* Start Listed records *
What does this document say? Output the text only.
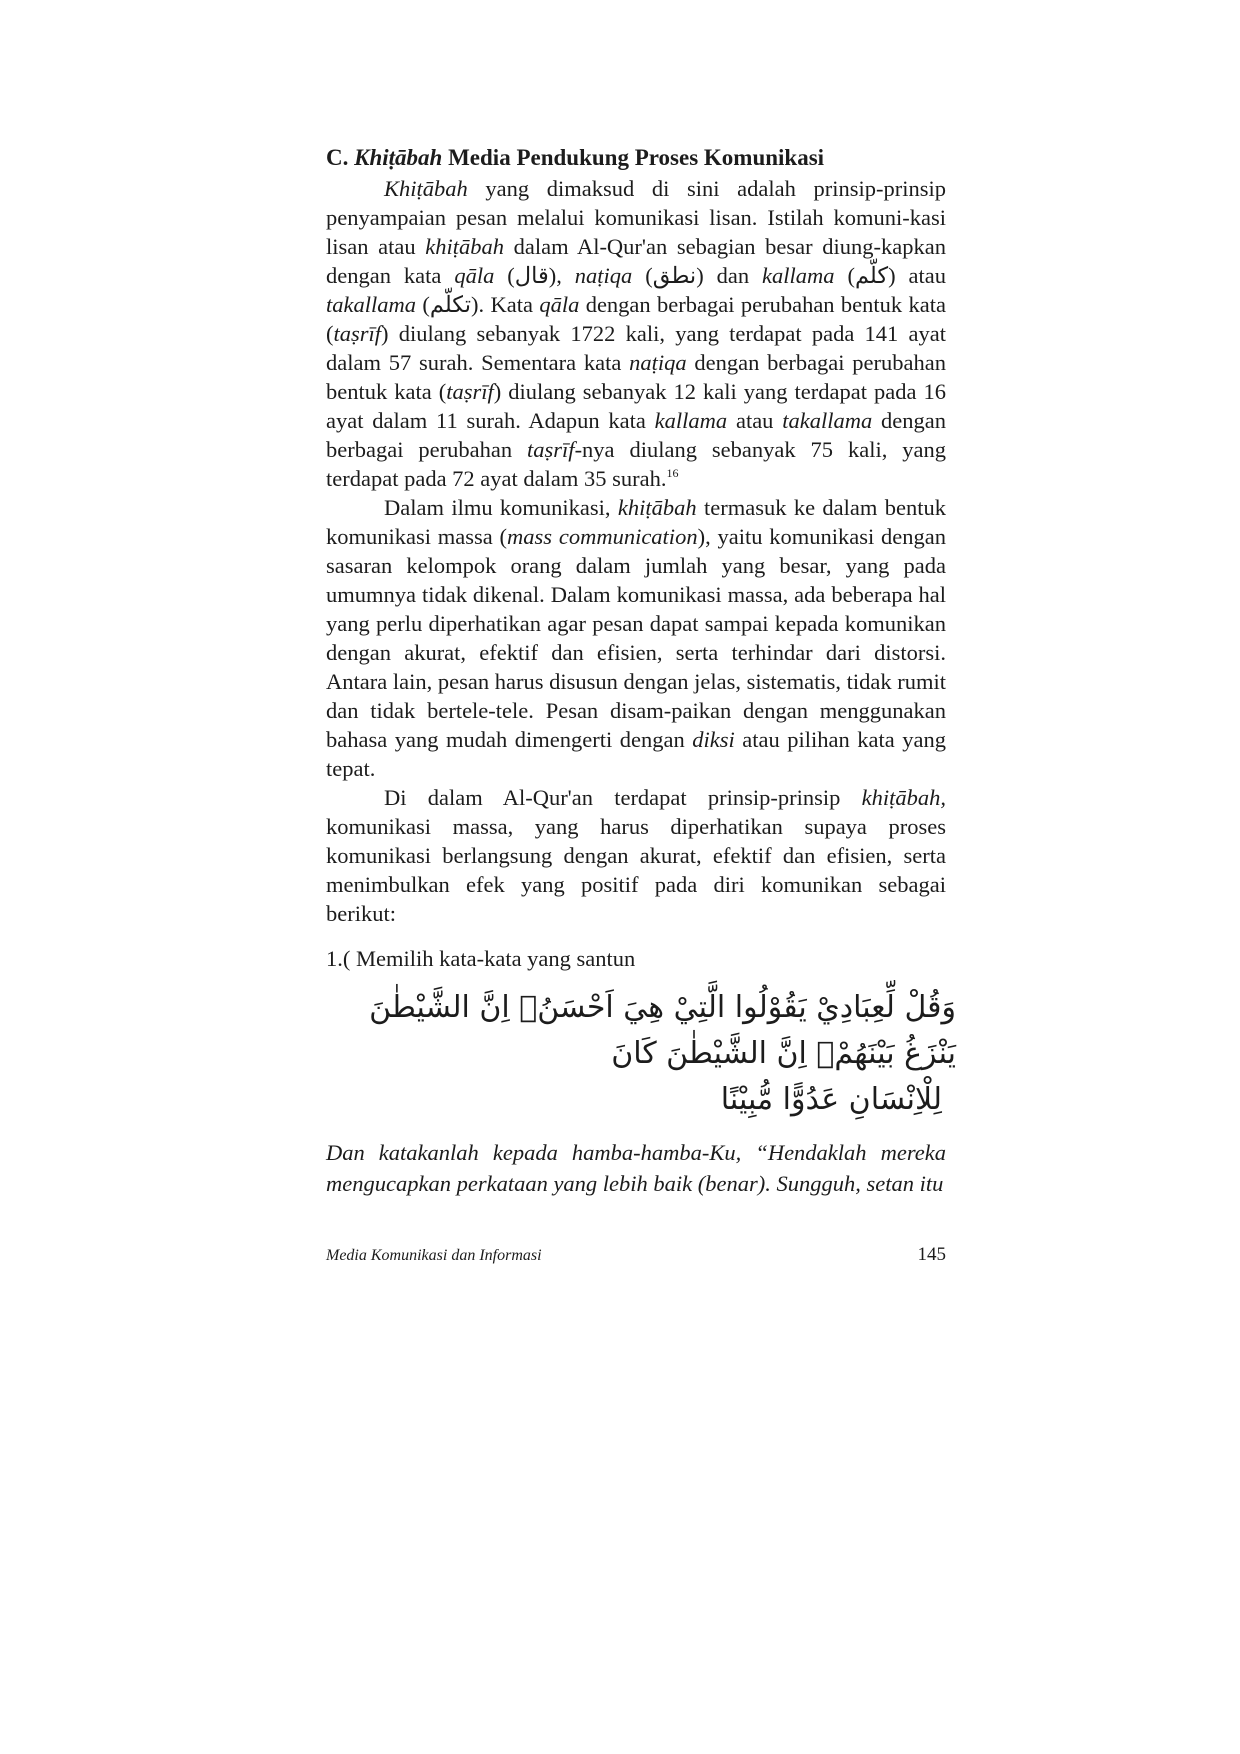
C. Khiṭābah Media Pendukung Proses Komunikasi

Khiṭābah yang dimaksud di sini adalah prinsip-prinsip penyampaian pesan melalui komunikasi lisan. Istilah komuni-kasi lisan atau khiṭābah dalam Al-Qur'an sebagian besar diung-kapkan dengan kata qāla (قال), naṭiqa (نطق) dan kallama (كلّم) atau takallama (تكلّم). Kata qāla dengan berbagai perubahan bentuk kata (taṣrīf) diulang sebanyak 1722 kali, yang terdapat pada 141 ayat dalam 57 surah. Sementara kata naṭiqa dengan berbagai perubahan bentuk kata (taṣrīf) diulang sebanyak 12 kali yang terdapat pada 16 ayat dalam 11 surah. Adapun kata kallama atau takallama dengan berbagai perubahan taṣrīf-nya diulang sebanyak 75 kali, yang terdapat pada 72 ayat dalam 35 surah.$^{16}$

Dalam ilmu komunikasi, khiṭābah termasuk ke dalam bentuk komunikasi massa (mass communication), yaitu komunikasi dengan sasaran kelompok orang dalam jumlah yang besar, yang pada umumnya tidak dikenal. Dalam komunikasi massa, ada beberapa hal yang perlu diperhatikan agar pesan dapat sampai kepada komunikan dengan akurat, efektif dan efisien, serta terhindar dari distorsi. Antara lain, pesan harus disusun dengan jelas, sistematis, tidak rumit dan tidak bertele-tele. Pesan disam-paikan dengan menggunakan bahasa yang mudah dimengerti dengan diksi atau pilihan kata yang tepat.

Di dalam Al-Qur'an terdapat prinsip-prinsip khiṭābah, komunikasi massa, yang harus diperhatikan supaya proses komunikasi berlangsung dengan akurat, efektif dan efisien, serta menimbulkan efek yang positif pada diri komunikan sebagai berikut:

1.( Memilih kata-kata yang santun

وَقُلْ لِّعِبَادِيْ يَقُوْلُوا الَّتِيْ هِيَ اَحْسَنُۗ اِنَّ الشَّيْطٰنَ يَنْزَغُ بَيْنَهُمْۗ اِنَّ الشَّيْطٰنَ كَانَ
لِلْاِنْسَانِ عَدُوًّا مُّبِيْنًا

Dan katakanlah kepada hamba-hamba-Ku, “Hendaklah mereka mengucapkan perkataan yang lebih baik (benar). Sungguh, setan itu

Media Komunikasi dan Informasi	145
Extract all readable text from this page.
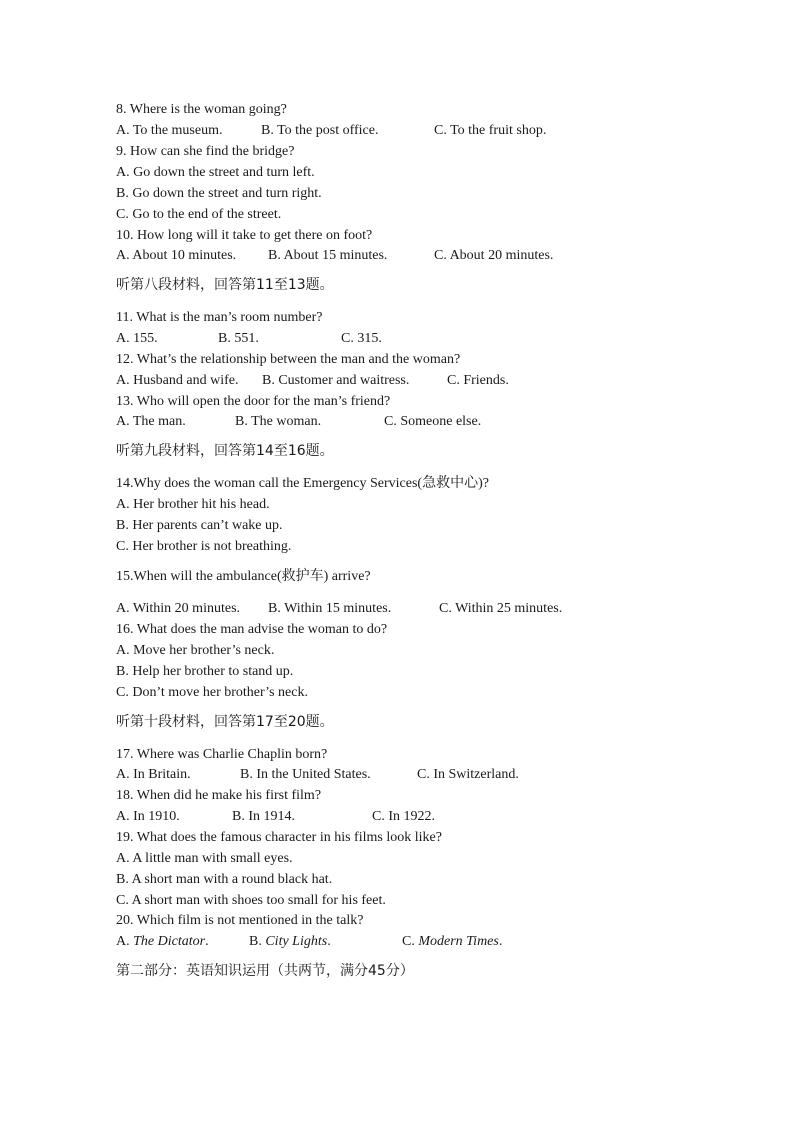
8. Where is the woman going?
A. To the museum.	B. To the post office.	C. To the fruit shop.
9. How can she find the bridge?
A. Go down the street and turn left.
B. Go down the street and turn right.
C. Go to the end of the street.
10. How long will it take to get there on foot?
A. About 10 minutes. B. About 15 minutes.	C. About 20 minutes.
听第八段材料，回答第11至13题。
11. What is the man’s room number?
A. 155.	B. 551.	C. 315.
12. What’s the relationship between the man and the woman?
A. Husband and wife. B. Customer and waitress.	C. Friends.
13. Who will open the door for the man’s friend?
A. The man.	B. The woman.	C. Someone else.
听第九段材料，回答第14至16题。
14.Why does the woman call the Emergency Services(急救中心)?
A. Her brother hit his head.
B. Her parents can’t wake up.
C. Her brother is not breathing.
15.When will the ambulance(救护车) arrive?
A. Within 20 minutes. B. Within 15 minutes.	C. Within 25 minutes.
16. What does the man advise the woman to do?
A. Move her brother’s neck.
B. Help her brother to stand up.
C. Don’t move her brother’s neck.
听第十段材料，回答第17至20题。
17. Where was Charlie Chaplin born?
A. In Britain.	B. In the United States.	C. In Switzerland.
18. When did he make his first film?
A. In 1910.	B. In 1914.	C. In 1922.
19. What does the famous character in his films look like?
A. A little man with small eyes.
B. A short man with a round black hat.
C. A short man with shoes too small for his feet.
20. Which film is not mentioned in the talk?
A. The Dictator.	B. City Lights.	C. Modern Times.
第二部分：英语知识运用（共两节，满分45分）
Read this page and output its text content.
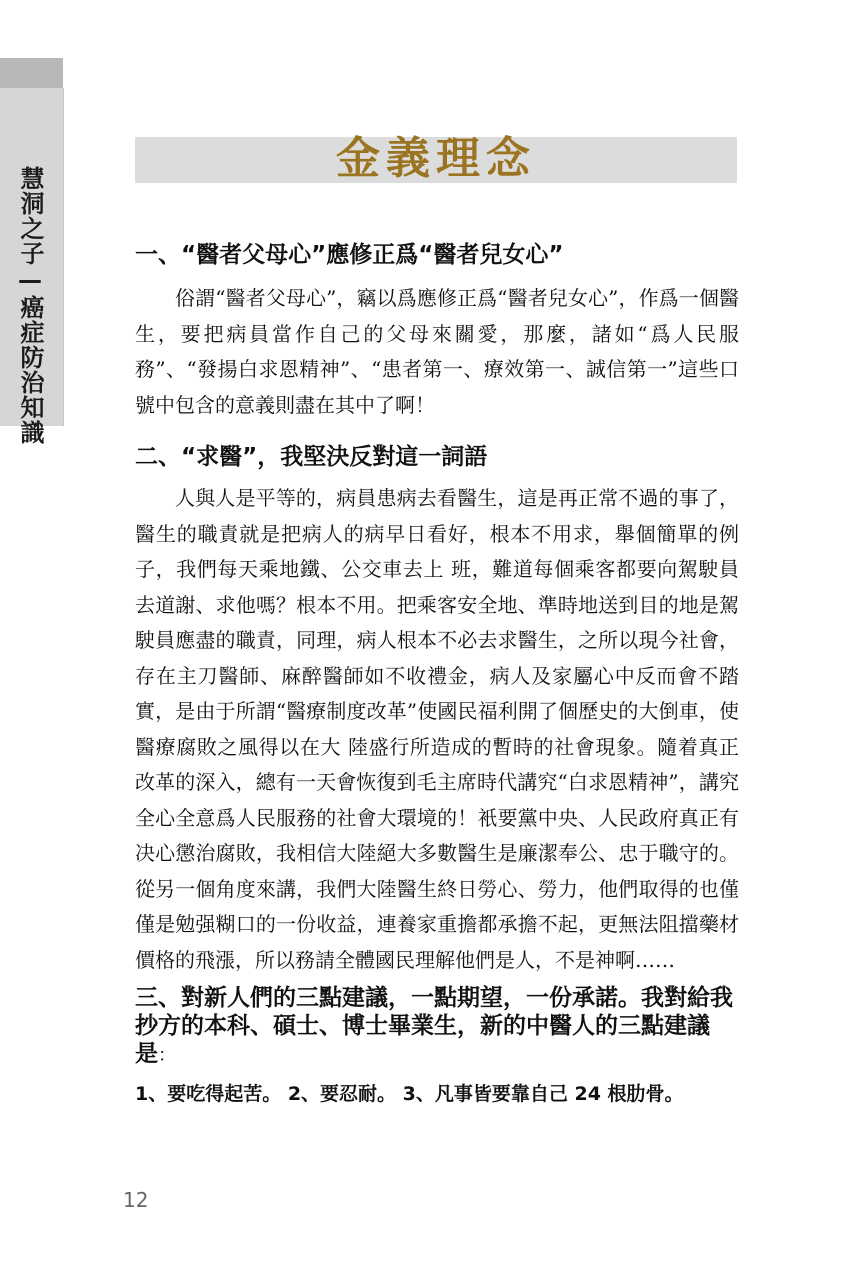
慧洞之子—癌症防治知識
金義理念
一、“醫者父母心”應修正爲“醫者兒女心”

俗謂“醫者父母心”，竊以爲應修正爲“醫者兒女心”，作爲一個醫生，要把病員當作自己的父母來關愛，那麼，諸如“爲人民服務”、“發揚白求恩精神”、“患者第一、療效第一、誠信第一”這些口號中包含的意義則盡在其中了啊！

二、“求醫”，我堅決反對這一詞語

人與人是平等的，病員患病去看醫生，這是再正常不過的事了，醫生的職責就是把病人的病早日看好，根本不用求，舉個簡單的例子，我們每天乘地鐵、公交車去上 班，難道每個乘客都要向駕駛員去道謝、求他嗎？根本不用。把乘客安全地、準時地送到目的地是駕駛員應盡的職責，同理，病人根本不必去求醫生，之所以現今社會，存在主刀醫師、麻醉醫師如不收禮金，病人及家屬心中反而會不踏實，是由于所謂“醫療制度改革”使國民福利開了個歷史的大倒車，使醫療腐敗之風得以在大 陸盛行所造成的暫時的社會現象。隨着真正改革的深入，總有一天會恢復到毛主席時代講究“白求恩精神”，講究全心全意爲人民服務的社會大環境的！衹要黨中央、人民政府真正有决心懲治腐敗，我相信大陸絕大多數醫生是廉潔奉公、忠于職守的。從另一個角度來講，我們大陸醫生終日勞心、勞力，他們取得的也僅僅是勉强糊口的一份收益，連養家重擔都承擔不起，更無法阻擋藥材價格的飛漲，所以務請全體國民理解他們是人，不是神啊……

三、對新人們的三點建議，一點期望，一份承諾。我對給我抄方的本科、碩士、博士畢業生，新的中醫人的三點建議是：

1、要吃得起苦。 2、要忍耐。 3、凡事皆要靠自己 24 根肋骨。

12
* End Listed records *
▶ _Given task_: Omit the pictures, and quote the material above exactly as given.

▶ _Solved problem_:
What does this document say? Output the text only.
C. Khiṭābah Media Pendukung Proses Komunikasi

Khiṭābah yang dimaksud di sini adalah prinsip-prinsip penyampaian pesan melalui komunikasi lisan. Istilah komuni-kasi lisan atau khiṭābah dalam Al-Qur'an sebagian besar diung-kapkan dengan kata qāla (قال), naṭiqa (نطق) dan kallama (كلّم) atau takallama (تكلّم). Kata qāla dengan berbagai perubahan bentuk kata (taṣrīf) diulang sebanyak 1722 kali, yang terdapat pada 141 ayat dalam 57 surah. Sementara kata naṭiqa dengan berbagai perubahan bentuk kata (taṣrīf) diulang sebanyak 12 kali yang terdapat pada 16 ayat dalam 11 surah. Adapun kata kallama atau takallama dengan berbagai perubahan taṣrīf-nya diulang sebanyak 75 kali, yang terdapat pada 72 ayat dalam 35 surah.$^{16}$

Dalam ilmu komunikasi, khiṭābah termasuk ke dalam bentuk komunikasi massa (mass communication), yaitu komunikasi dengan sasaran kelompok orang dalam jumlah yang besar, yang pada umumnya tidak dikenal. Dalam komunikasi massa, ada beberapa hal yang perlu diperhatikan agar pesan dapat sampai kepada komunikan dengan akurat, efektif dan efisien, serta terhindar dari distorsi. Antara lain, pesan harus disusun dengan jelas, sistematis, tidak rumit dan tidak bertele-tele. Pesan disam-paikan dengan menggunakan bahasa yang mudah dimengerti dengan diksi atau pilihan kata yang tepat.

Di dalam Al-Qur'an terdapat prinsip-prinsip khiṭābah, komunikasi massa, yang harus diperhatikan supaya proses komunikasi berlangsung dengan akurat, efektif dan efisien, serta menimbulkan efek yang positif pada diri komunikan sebagai berikut:

1.( Memilih kata-kata yang santun

وَقُلْ لِّعِبَادِيْ يَقُوْلُوا الَّتِيْ هِيَ اَحْسَنُۗ اِنَّ الشَّيْطٰنَ يَنْزَغُ بَيْنَهُمْۗ اِنَّ الشَّيْطٰنَ كَانَ
لِلْاِنْسَانِ عَدُوًّا مُّبِيْنًا

Dan katakanlah kepada hamba-hamba-Ku, “Hendaklah mereka mengucapkan perkataan yang lebih baik (benar). Sungguh, setan itu

Media Komunikasi dan Informasi	145
Extract all readable text from this page.
8. Where is the woman going?
A. To the museum.	B. To the post office.	C. To the fruit shop.
9. How can she find the bridge?
A. Go down the street and turn left.
B. Go down the street and turn right.
C. Go to the end of the street.
10. How long will it take to get there on foot?
A. About 10 minutes. B. About 15 minutes.	C. About 20 minutes.
听第八段材料，回答第11至13题。
11. What is the man’s room number?
A. 155.	B. 551.	C. 315.
12. What’s the relationship between the man and the woman?
A. Husband and wife. B. Customer and waitress.	C. Friends.
13. Who will open the door for the man’s friend?
A. The man.	B. The woman.	C. Someone else.
听第九段材料，回答第14至16题。
14.Why does the woman call the Emergency Services(急救中心)?
A. Her brother hit his head.
B. Her parents can’t wake up.
C. Her brother is not breathing.
15.When will the ambulance(救护车) arrive?
A. Within 20 minutes. B. Within 15 minutes.	C. Within 25 minutes.
16. What does the man advise the woman to do?
A. Move her brother’s neck.
B. Help her brother to stand up.
C. Don’t move her brother’s neck.
听第十段材料，回答第17至20题。
17. Where was Charlie Chaplin born?
A. In Britain.	B. In the United States.	C. In Switzerland.
18. When did he make his first film?
A. In 1910.	B. In 1914.	C. In 1922.
19. What does the famous character in his films look like?
A. A little man with small eyes.
B. A short man with a round black hat.
C. A short man with shoes too small for his feet.
20. Which film is not mentioned in the talk?
A. The Dictator.	B. City Lights.	C. Modern Times.
第二部分：英语知识运用（共两节，满分45分）
Read this page and output its text content.
慧洞之子—癌症防治知識
金義理念
一、“醫者父母心”應修正爲“醫者兒女心”

俗謂“醫者父母心”，竊以爲應修正爲“醫者兒女心”，作爲一個醫生，要把病員當作自己的父母來關愛，那麼，諸如“爲人民服務”、“發揚白求恩精神”、“患者第一、療效第一、誠信第一”這些口號中包含的意義則盡在其中了啊！

二、“求醫”，我堅決反對這一詞語

人與人是平等的，病員患病去看醫生，這是再正常不過的事了，醫生的職責就是把病人的病早日看好，根本不用求，舉個簡單的例子，我們每天乘地鐵、公交車去上 班，難道每個乘客都要向駕駛員去道謝、求他嗎？根本不用。把乘客安全地、準時地送到目的地是駕駛員應盡的職責，同理，病人根本不必去求醫生，之所以現今社會，存在主刀醫師、麻醉醫師如不收禮金，病人及家屬心中反而會不踏實，是由于所謂“醫療制度改革”使國民福利開了個歷史的大倒車，使醫療腐敗之風得以在大 陸盛行所造成的暫時的社會現象。隨着真正改革的深入，總有一天會恢復到毛主席時代講究“白求恩精神”，講究全心全意爲人民服務的社會大環境的！衹要黨中央、人民政府真正有决心懲治腐敗，我相信大陸絕大多數醫生是廉潔奉公、忠于職守的。從另一個角度來講，我們大陸醫生終日勞心、勞力，他們取得的也僅僅是勉强糊口的一份收益，連養家重擔都承擔不起，更無法阻擋藥材價格的飛漲，所以務請全體國民理解他們是人，不是神啊……

三、對新人們的三點建議，一點期望，一份承諾。我對給我抄方的本科、碩士、博士畢業生，新的中醫人的三點建議是：

1、要吃得起苦。 2、要忍耐。 3、凡事皆要靠自己 24 根肋骨。

12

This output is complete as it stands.